Stored data
--------------------------------
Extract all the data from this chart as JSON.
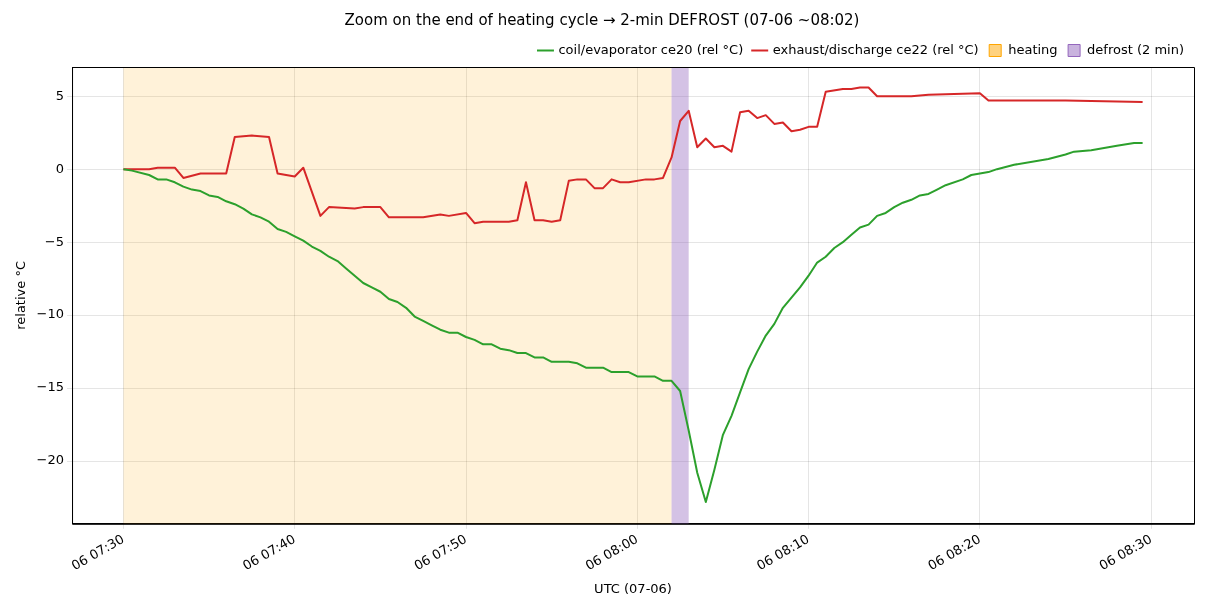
{
  "chart_data": {
    "type": "line",
    "title": "Zoom on the end of heating cycle → 2-min DEFROST (07-06 ~08:02)",
    "xlabel": "UTC (07-06)",
    "ylabel": "relative °C",
    "xlim": [
      "--07-06T07:27:00",
      "--07-06T08:32:30"
    ],
    "ylim": [
      -24.3,
      7
    ],
    "xticks": [
      {
        "value": "--07-06T07:30:00",
        "label": "06 07:30"
      },
      {
        "value": "--07-06T07:40:00",
        "label": "06 07:40"
      },
      {
        "value": "--07-06T07:50:00",
        "label": "06 07:50"
      },
      {
        "value": "--07-06T08:00:00",
        "label": "06 08:00"
      },
      {
        "value": "--07-06T08:10:00",
        "label": "06 08:10"
      },
      {
        "value": "--07-06T08:20:00",
        "label": "06 08:20"
      },
      {
        "value": "--07-06T08:30:00",
        "label": "06 08:30"
      }
    ],
    "yticks": [
      {
        "value": -20,
        "label": "−20"
      },
      {
        "value": -15,
        "label": "−15"
      },
      {
        "value": -10,
        "label": "−10"
      },
      {
        "value": -5,
        "label": "−5"
      },
      0,
      5
    ],
    "grid": true,
    "legend": "top right",
    "line_style": "solid",
    "series": [
      {
        "name": "coil/evaporator ce20 (rel °C)",
        "color": "#2ca02c",
        "x": [
          "--07-06T07:30:00",
          "--07-06T07:30:30",
          "--07-06T07:31:30",
          "--07-06T07:32:00",
          "--07-06T07:32:30",
          "--07-06T07:33:00",
          "--07-06T07:33:30",
          "--07-06T07:34:00",
          "--07-06T07:34:30",
          "--07-06T07:35:00",
          "--07-06T07:35:30",
          "--07-06T07:36:00",
          "--07-06T07:36:30",
          "--07-06T07:37:00",
          "--07-06T07:37:30",
          "--07-06T07:38:00",
          "--07-06T07:38:30",
          "--07-06T07:39:00",
          "--07-06T07:39:30",
          "--07-06T07:40:00",
          "--07-06T07:40:30",
          "--07-06T07:41:00",
          "--07-06T07:41:30",
          "--07-06T07:42:00",
          "--07-06T07:42:30",
          "--07-06T07:43:00",
          "--07-06T07:43:30",
          "--07-06T07:44:00",
          "--07-06T07:44:30",
          "--07-06T07:45:00",
          "--07-06T07:45:30",
          "--07-06T07:46:00",
          "--07-06T07:46:30",
          "--07-06T07:47:00",
          "--07-06T07:47:30",
          "--07-06T07:48:00",
          "--07-06T07:48:30",
          "--07-06T07:49:00",
          "--07-06T07:49:30",
          "--07-06T07:50:00",
          "--07-06T07:50:30",
          "--07-06T07:51:00",
          "--07-06T07:51:30",
          "--07-06T07:52:00",
          "--07-06T07:52:30",
          "--07-06T07:53:00",
          "--07-06T07:53:30",
          "--07-06T07:54:00",
          "--07-06T07:54:30",
          "--07-06T07:55:00",
          "--07-06T07:56:00",
          "--07-06T07:56:30",
          "--07-06T07:57:00",
          "--07-06T07:58:00",
          "--07-06T07:58:30",
          "--07-06T07:59:30",
          "--07-06T08:00:00",
          "--07-06T08:01:00",
          "--07-06T08:01:30",
          "--07-06T08:02:00",
          "--07-06T08:02:30",
          "--07-06T08:03:00",
          "--07-06T08:03:30",
          "--07-06T08:04:00",
          "--07-06T08:04:30",
          "--07-06T08:05:00",
          "--07-06T08:05:30",
          "--07-06T08:06:00",
          "--07-06T08:06:30",
          "--07-06T08:07:00",
          "--07-06T08:07:30",
          "--07-06T08:08:00",
          "--07-06T08:08:30",
          "--07-06T08:09:00",
          "--07-06T08:09:30",
          "--07-06T08:10:00",
          "--07-06T08:10:30",
          "--07-06T08:11:00",
          "--07-06T08:11:30",
          "--07-06T08:12:00",
          "--07-06T08:12:30",
          "--07-06T08:13:00",
          "--07-06T08:13:30",
          "--07-06T08:14:00",
          "--07-06T08:14:30",
          "--07-06T08:15:00",
          "--07-06T08:15:30",
          "--07-06T08:16:00",
          "--07-06T08:16:30",
          "--07-06T08:17:00",
          "--07-06T08:17:30",
          "--07-06T08:18:00",
          "--07-06T08:19:00",
          "--07-06T08:19:30",
          "--07-06T08:20:30",
          "--07-06T08:21:00",
          "--07-06T08:22:00",
          "--07-06T08:24:00",
          "--07-06T08:25:00",
          "--07-06T08:25:30",
          "--07-06T08:26:30",
          "--07-06T08:28:00",
          "--07-06T08:29:00",
          "--07-06T08:29:30"
        ],
        "values": [
          0,
          -0.1,
          -0.4,
          -0.7,
          -0.7,
          -0.9,
          -1.2,
          -1.4,
          -1.5,
          -1.8,
          -1.9,
          -2.2,
          -2.4,
          -2.7,
          -3.1,
          -3.3,
          -3.6,
          -4.1,
          -4.3,
          -4.6,
          -4.9,
          -5.3,
          -5.6,
          -6.0,
          -6.3,
          -6.8,
          -7.3,
          -7.8,
          -8.1,
          -8.4,
          -8.9,
          -9.1,
          -9.5,
          -10.1,
          -10.4,
          -10.7,
          -11.0,
          -11.2,
          -11.2,
          -11.5,
          -11.7,
          -12.0,
          -12.0,
          -12.3,
          -12.4,
          -12.6,
          -12.6,
          -12.9,
          -12.9,
          -13.2,
          -13.2,
          -13.3,
          -13.6,
          -13.6,
          -13.9,
          -13.9,
          -14.2,
          -14.2,
          -14.5,
          -14.5,
          -15.2,
          -17.9,
          -20.8,
          -22.8,
          -20.6,
          -18.2,
          -16.9,
          -15.3,
          -13.7,
          -12.5,
          -11.4,
          -10.6,
          -9.5,
          -8.8,
          -8.1,
          -7.3,
          -6.4,
          -6.0,
          -5.4,
          -5.0,
          -4.5,
          -4.0,
          -3.8,
          -3.2,
          -3.0,
          -2.6,
          -2.3,
          -2.1,
          -1.8,
          -1.7,
          -1.4,
          -1.1,
          -0.7,
          -0.4,
          -0.2,
          0.0,
          0.3,
          0.7,
          1.0,
          1.2,
          1.3,
          1.6,
          1.8,
          1.8
        ]
      },
      {
        "name": "exhaust/discharge ce22 (rel °C)",
        "color": "#d62728",
        "x": [
          "--07-06T07:30:00",
          "--07-06T07:31:30",
          "--07-06T07:32:00",
          "--07-06T07:33:00",
          "--07-06T07:33:30",
          "--07-06T07:34:30",
          "--07-06T07:36:00",
          "--07-06T07:36:30",
          "--07-06T07:37:30",
          "--07-06T07:38:30",
          "--07-06T07:39:00",
          "--07-06T07:40:00",
          "--07-06T07:40:30",
          "--07-06T07:41:30",
          "--07-06T07:42:00",
          "--07-06T07:43:30",
          "--07-06T07:44:00",
          "--07-06T07:45:00",
          "--07-06T07:45:30",
          "--07-06T07:47:30",
          "--07-06T07:48:30",
          "--07-06T07:49:00",
          "--07-06T07:50:00",
          "--07-06T07:50:30",
          "--07-06T07:51:00",
          "--07-06T07:52:30",
          "--07-06T07:53:00",
          "--07-06T07:53:30",
          "--07-06T07:54:00",
          "--07-06T07:54:30",
          "--07-06T07:55:00",
          "--07-06T07:55:30",
          "--07-06T07:56:00",
          "--07-06T07:56:30",
          "--07-06T07:57:00",
          "--07-06T07:57:30",
          "--07-06T07:58:00",
          "--07-06T07:58:30",
          "--07-06T07:59:00",
          "--07-06T07:59:30",
          "--07-06T08:00:30",
          "--07-06T08:01:00",
          "--07-06T08:01:30",
          "--07-06T08:02:00",
          "--07-06T08:02:30",
          "--07-06T08:03:00",
          "--07-06T08:03:30",
          "--07-06T08:04:00",
          "--07-06T08:04:30",
          "--07-06T08:05:00",
          "--07-06T08:05:30",
          "--07-06T08:06:00",
          "--07-06T08:06:30",
          "--07-06T08:07:00",
          "--07-06T08:07:30",
          "--07-06T08:08:00",
          "--07-06T08:08:30",
          "--07-06T08:09:00",
          "--07-06T08:09:30",
          "--07-06T08:10:00",
          "--07-06T08:10:30",
          "--07-06T08:11:00",
          "--07-06T08:12:00",
          "--07-06T08:12:30",
          "--07-06T08:13:00",
          "--07-06T08:13:30",
          "--07-06T08:14:00",
          "--07-06T08:14:30",
          "--07-06T08:16:00",
          "--07-06T08:17:00",
          "--07-06T08:20:00",
          "--07-06T08:20:30",
          "--07-06T08:25:00",
          "--07-06T08:29:30"
        ],
        "values": [
          0,
          0,
          0.1,
          0.1,
          -0.6,
          -0.3,
          -0.3,
          2.2,
          2.3,
          2.2,
          -0.3,
          -0.5,
          0.1,
          -3.2,
          -2.6,
          -2.7,
          -2.6,
          -2.6,
          -3.3,
          -3.3,
          -3.1,
          -3.2,
          -3.0,
          -3.7,
          -3.6,
          -3.6,
          -3.5,
          -0.9,
          -3.5,
          -3.5,
          -3.6,
          -3.5,
          -0.8,
          -0.7,
          -0.7,
          -1.3,
          -1.3,
          -0.7,
          -0.9,
          -0.9,
          -0.7,
          -0.7,
          -0.6,
          0.8,
          3.3,
          4.0,
          1.5,
          2.1,
          1.5,
          1.6,
          1.2,
          3.9,
          4.0,
          3.5,
          3.7,
          3.1,
          3.2,
          2.6,
          2.7,
          2.9,
          2.9,
          5.3,
          5.5,
          5.5,
          5.6,
          5.6,
          5.0,
          5.0,
          5.0,
          5.1,
          5.2,
          4.7,
          4.7,
          4.6
        ]
      }
    ],
    "bands": [
      {
        "axis": "x",
        "from": "--07-06T07:30:00",
        "to": "--07-06T08:02:00",
        "label": "heating",
        "color": "#ffa500"
      },
      {
        "axis": "x",
        "from": "--07-06T08:02:00",
        "to": "--07-06T08:03:00",
        "label": "defrost (2 min)",
        "color": "#9467bd"
      }
    ]
  }
}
--------------------------------
Using the entries above, state how many lines include the word "from", with no other words.

Correct output :: 3